— Set problem —
List, from the lines below, each one with "劳全面发展" in it.

(Rows from a figure dataset)
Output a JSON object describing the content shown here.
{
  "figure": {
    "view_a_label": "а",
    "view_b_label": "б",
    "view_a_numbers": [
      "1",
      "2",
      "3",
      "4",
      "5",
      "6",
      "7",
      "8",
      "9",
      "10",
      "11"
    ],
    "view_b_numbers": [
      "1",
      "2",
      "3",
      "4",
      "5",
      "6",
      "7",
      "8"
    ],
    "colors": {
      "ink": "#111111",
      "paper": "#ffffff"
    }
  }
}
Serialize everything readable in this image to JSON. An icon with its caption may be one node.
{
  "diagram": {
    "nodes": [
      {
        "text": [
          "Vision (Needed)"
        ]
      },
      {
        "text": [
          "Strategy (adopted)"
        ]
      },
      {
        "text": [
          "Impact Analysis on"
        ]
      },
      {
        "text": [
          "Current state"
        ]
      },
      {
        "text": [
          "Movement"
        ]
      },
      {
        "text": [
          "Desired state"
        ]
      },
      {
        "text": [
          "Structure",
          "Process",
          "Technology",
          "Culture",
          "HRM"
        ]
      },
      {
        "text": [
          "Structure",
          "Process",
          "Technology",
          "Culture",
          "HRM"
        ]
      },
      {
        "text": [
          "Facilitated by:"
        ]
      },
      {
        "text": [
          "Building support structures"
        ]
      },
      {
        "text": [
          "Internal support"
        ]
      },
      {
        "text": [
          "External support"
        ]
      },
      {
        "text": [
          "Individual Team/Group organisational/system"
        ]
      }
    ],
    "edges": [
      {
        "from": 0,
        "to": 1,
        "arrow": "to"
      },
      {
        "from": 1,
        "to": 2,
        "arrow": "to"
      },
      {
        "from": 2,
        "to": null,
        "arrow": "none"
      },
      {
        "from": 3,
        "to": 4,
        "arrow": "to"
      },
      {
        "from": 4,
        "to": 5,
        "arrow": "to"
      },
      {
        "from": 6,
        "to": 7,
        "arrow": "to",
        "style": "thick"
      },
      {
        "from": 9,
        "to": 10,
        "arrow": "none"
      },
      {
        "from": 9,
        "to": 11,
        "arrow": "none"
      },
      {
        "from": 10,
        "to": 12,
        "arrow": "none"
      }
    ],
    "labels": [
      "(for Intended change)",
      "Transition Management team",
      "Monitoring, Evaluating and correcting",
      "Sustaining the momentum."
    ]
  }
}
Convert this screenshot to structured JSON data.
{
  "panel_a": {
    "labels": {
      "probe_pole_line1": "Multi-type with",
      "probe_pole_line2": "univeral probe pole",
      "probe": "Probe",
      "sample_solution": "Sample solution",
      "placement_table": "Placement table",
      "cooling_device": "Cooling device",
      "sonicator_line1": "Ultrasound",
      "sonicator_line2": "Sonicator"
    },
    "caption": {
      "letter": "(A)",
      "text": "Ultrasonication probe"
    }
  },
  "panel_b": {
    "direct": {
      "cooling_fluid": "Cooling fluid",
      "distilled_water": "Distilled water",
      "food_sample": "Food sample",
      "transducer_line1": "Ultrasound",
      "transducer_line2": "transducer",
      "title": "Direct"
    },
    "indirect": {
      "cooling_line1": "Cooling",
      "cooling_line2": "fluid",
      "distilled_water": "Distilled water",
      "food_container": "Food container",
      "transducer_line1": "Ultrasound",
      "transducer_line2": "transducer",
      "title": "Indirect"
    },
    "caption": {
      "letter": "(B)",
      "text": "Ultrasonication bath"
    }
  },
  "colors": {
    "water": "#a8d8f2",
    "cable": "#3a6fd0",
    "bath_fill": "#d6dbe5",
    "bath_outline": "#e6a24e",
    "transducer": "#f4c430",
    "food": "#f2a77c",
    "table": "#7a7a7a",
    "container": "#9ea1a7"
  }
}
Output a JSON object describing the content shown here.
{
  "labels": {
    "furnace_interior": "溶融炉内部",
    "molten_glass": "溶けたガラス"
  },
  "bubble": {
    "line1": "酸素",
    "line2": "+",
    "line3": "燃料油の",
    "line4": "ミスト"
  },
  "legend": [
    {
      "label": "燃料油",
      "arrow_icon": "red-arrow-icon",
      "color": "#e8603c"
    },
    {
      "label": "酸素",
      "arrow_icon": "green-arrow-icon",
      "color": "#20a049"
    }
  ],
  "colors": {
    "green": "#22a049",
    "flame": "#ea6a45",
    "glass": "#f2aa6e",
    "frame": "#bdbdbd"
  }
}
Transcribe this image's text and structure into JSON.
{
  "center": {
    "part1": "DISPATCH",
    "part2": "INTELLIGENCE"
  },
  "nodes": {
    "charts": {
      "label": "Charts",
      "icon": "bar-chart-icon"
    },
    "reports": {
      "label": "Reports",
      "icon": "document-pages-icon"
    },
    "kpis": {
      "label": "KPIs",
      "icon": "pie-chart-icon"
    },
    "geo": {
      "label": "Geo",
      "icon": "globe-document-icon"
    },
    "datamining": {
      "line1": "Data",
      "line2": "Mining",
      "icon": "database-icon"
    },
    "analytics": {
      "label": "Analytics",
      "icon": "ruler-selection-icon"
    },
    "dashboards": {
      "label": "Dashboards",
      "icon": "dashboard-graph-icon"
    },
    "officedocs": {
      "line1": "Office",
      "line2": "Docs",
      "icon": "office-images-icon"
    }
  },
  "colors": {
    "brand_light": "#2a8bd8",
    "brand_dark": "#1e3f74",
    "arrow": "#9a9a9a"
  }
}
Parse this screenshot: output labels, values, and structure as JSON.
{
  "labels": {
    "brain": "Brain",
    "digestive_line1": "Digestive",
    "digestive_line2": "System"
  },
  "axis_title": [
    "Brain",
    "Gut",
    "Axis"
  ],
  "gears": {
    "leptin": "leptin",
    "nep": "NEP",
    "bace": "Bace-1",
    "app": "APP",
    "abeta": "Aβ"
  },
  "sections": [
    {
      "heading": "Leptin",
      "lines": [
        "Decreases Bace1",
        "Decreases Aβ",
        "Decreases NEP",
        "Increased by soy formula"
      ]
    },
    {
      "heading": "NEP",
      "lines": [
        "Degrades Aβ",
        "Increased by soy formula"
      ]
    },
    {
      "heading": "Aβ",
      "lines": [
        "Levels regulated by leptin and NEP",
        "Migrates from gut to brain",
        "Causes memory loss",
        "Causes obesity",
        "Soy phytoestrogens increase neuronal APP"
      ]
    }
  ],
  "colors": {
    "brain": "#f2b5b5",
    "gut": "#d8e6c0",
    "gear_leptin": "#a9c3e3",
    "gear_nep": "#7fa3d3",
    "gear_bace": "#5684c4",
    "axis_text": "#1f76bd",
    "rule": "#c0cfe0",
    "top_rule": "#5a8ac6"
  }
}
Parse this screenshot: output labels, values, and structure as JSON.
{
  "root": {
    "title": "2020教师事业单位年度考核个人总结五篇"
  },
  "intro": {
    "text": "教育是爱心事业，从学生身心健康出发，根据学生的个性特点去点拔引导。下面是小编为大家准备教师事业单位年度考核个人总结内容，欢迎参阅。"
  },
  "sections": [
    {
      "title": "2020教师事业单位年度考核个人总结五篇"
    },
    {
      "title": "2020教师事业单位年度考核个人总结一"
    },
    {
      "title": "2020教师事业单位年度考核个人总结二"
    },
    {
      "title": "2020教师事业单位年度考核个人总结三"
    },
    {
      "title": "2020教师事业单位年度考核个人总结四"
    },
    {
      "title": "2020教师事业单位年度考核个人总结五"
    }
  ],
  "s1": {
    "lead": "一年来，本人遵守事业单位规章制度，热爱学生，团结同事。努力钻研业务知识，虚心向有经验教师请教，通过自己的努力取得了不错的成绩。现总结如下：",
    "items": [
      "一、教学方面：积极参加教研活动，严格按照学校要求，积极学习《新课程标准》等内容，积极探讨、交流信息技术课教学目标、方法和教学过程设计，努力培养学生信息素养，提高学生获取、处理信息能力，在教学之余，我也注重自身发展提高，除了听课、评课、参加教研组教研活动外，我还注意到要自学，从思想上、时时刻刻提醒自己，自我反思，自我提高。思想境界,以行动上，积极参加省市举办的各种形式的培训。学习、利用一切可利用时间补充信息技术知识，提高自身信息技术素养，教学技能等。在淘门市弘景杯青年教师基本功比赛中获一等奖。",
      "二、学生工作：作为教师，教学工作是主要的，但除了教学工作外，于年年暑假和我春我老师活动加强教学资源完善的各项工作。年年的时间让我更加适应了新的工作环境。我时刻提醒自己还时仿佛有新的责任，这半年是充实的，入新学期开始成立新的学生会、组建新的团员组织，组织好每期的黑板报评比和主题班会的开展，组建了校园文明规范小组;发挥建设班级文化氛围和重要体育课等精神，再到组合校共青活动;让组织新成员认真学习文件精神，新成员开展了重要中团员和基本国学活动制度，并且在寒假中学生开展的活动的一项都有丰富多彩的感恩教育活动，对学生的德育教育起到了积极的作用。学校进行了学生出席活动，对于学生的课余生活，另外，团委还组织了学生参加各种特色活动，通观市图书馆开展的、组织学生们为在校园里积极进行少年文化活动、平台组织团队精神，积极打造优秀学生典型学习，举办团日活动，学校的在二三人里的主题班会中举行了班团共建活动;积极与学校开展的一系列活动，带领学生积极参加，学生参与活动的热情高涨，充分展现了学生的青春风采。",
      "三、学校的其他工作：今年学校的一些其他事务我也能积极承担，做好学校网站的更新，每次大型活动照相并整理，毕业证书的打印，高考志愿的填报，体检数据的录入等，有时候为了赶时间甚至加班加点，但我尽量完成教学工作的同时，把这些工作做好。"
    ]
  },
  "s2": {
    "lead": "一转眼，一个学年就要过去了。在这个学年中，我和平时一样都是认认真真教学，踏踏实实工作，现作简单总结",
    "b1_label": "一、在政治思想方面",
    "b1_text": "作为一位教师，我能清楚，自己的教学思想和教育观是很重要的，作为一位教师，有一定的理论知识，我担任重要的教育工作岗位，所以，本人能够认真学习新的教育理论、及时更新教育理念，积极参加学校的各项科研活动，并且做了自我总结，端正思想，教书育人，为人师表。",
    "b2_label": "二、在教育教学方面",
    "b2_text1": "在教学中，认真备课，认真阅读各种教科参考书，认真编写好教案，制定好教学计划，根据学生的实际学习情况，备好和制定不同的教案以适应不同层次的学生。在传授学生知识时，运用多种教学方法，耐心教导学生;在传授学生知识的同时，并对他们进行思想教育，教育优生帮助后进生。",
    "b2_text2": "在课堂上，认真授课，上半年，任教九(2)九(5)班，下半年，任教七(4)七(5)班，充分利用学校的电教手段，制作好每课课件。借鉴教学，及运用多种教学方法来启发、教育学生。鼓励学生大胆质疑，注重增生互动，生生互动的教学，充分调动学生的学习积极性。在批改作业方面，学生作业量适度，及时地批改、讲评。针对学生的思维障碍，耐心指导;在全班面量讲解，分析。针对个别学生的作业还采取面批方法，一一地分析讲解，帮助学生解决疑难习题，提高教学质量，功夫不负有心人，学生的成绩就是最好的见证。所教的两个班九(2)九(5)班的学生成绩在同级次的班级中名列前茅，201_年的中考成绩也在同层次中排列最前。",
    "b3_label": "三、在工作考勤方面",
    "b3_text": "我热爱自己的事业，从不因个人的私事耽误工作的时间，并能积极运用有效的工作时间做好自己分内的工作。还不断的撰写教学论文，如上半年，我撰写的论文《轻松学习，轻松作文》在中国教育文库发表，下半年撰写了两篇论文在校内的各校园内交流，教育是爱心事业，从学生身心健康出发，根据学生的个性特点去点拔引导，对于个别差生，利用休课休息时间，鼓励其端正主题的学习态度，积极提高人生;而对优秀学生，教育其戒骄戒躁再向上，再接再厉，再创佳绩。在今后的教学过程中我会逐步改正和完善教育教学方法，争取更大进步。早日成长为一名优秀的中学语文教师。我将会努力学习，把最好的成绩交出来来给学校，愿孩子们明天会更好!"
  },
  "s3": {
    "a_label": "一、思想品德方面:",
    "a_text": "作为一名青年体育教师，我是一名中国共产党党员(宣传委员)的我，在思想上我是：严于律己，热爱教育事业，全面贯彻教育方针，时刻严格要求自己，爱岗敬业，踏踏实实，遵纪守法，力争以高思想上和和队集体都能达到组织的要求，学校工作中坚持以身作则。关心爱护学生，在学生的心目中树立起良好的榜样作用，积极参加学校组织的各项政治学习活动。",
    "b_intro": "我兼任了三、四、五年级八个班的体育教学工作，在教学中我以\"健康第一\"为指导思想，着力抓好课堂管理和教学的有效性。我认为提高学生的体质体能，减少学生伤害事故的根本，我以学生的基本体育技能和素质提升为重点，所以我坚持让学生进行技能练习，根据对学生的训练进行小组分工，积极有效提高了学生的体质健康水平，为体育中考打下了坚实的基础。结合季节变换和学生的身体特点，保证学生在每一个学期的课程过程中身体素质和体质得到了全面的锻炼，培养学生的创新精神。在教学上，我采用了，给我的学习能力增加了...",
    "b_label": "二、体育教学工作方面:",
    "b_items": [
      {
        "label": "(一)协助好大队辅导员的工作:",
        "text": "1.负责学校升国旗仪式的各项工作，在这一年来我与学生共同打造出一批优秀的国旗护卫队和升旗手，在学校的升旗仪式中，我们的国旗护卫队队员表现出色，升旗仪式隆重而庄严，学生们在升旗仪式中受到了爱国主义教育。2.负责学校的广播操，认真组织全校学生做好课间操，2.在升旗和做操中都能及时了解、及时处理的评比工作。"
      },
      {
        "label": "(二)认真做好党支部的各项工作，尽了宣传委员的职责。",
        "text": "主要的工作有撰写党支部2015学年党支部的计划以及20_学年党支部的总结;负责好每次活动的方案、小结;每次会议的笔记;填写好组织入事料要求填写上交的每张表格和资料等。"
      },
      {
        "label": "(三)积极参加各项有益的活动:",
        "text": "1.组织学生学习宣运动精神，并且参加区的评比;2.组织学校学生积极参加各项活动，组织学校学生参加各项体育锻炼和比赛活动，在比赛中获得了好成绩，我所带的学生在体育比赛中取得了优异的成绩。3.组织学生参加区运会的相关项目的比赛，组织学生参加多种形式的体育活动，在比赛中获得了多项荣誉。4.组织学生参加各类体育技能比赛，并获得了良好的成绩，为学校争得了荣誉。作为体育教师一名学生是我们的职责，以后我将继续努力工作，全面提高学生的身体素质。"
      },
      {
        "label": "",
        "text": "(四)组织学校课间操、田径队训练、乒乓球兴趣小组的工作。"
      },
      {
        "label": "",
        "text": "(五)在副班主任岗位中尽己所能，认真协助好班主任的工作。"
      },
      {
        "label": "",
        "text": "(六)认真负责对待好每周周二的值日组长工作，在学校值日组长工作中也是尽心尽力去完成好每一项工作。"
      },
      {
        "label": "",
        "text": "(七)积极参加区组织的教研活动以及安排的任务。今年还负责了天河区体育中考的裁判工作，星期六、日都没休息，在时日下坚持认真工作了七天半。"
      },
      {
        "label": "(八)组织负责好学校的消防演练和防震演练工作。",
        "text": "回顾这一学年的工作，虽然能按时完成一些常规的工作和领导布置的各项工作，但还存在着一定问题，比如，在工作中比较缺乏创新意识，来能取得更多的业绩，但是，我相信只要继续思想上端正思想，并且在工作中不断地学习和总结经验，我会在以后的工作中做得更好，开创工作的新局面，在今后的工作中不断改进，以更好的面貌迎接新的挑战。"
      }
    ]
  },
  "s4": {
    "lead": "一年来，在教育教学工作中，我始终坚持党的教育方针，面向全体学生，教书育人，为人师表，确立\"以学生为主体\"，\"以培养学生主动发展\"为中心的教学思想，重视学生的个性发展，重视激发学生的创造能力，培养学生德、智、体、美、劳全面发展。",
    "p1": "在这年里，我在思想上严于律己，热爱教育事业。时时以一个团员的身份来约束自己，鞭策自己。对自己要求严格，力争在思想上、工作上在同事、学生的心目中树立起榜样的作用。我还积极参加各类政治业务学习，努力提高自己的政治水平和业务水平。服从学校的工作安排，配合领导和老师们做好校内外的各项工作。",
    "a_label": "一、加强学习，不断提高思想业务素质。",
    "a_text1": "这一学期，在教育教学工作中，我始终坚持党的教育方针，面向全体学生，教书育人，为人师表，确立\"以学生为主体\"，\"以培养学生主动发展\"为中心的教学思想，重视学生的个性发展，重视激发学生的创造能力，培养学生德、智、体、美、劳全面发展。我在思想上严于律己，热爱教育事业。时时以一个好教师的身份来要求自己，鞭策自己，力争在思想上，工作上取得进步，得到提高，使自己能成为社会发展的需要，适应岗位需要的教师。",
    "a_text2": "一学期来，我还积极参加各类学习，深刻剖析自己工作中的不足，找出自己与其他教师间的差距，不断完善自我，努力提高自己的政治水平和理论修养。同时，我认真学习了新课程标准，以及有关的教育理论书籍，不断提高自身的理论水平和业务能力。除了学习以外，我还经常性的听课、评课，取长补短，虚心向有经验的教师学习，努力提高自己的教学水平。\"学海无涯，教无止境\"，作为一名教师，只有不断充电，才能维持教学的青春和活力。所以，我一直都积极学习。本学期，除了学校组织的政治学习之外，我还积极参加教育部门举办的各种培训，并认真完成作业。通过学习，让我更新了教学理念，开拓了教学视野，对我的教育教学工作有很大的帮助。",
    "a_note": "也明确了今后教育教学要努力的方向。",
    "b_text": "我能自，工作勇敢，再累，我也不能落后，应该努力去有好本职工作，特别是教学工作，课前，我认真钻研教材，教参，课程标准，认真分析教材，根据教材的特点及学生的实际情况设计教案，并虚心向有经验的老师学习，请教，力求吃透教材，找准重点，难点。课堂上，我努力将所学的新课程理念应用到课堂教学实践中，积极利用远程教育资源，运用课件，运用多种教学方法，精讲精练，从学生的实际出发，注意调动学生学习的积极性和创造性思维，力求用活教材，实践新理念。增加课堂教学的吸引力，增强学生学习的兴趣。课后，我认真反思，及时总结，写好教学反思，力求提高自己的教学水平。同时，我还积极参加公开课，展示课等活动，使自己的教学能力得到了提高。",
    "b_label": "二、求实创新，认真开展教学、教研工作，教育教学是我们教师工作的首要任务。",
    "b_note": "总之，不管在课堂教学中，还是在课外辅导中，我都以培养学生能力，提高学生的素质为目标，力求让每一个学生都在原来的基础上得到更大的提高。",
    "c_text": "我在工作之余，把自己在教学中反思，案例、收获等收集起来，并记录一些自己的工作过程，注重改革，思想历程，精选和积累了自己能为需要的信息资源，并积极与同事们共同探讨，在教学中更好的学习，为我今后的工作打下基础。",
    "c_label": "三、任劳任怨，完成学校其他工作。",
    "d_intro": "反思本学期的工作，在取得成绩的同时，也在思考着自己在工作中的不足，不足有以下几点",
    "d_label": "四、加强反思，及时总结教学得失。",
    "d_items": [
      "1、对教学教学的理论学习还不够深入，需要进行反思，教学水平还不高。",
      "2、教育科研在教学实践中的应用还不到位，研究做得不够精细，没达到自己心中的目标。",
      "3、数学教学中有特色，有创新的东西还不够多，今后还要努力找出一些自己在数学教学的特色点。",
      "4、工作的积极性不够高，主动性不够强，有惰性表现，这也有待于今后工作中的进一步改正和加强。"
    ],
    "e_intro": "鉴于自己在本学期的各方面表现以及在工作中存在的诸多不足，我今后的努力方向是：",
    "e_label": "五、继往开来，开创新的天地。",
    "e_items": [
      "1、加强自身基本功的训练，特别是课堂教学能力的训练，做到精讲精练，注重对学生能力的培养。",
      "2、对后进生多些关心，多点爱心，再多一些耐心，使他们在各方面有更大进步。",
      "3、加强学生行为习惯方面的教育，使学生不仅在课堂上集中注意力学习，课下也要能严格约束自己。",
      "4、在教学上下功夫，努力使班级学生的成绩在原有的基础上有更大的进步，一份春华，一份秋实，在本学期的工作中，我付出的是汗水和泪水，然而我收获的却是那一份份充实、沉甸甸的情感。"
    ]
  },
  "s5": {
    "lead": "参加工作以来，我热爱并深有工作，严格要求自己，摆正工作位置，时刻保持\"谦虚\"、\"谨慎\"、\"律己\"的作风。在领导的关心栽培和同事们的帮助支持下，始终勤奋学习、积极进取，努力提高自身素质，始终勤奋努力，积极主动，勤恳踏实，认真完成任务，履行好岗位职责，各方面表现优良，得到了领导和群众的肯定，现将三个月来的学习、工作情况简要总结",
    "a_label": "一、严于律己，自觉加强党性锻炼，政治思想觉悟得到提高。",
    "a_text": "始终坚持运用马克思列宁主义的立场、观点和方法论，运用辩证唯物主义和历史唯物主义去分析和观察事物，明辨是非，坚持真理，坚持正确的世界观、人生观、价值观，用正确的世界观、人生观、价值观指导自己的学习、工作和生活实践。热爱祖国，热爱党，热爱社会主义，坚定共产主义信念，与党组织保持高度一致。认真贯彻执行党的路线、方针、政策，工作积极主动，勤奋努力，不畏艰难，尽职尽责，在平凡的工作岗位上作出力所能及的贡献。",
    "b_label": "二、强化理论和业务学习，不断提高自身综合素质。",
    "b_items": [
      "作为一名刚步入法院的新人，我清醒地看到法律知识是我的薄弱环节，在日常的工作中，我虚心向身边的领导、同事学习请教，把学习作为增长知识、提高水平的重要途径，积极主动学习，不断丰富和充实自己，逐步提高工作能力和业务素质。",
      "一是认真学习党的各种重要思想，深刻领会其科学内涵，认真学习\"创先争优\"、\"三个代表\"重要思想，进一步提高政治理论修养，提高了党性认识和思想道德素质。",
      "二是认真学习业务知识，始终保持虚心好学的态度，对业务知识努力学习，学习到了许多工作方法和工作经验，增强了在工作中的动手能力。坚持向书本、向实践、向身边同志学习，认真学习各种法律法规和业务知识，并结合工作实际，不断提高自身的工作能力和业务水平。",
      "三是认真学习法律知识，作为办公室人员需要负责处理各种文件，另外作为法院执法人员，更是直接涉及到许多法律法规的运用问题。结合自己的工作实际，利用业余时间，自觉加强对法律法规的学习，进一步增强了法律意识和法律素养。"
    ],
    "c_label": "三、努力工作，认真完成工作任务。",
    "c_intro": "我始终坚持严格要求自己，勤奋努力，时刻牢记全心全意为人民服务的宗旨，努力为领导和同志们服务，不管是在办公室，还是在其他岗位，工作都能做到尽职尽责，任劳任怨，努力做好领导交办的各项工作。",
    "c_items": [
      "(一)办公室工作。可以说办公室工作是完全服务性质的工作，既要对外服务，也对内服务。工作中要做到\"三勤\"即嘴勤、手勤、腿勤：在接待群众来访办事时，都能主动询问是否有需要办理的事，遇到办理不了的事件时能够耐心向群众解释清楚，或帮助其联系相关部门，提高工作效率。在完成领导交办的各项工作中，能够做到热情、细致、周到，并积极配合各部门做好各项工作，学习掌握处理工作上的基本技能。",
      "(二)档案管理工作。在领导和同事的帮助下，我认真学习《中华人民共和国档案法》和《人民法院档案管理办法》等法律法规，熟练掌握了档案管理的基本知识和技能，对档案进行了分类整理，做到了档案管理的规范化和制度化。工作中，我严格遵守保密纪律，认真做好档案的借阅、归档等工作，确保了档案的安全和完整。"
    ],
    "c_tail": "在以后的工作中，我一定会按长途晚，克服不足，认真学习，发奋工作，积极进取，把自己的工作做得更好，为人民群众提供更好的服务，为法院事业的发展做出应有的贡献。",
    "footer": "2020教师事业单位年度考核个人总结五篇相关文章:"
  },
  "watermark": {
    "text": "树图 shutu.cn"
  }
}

— Correct output —
    "lead": "一年来，在教育教学工作中，我始终坚持党的教育方针，面向全体学生，教书育人，为人师表，确立\"以学生为主体\"，\"以培养学生主动发展\"为中心的教学思想，重视学生的个性发展，重视激发学生的创造能力，培养学生德、智、体、美、劳全面发展。",
    "a_text1": "这一学期，在教育教学工作中，我始终坚持党的教育方针，面向全体学生，教书育人，为人师表，确立\"以学生为主体\"，\"以培养学生主动发展\"为中心的教学思想，重视学生的个性发展，重视激发学生的创造能力，培养学生德、智、体、美、劳全面发展。我在思想上严于律己，热爱教育事业。时时以一个好教师的身份来要求自己，鞭策自己，力争在思想上，工作上取得进步，得到提高，使自己能成为社会发展的需要，适应岗位需要的教师。",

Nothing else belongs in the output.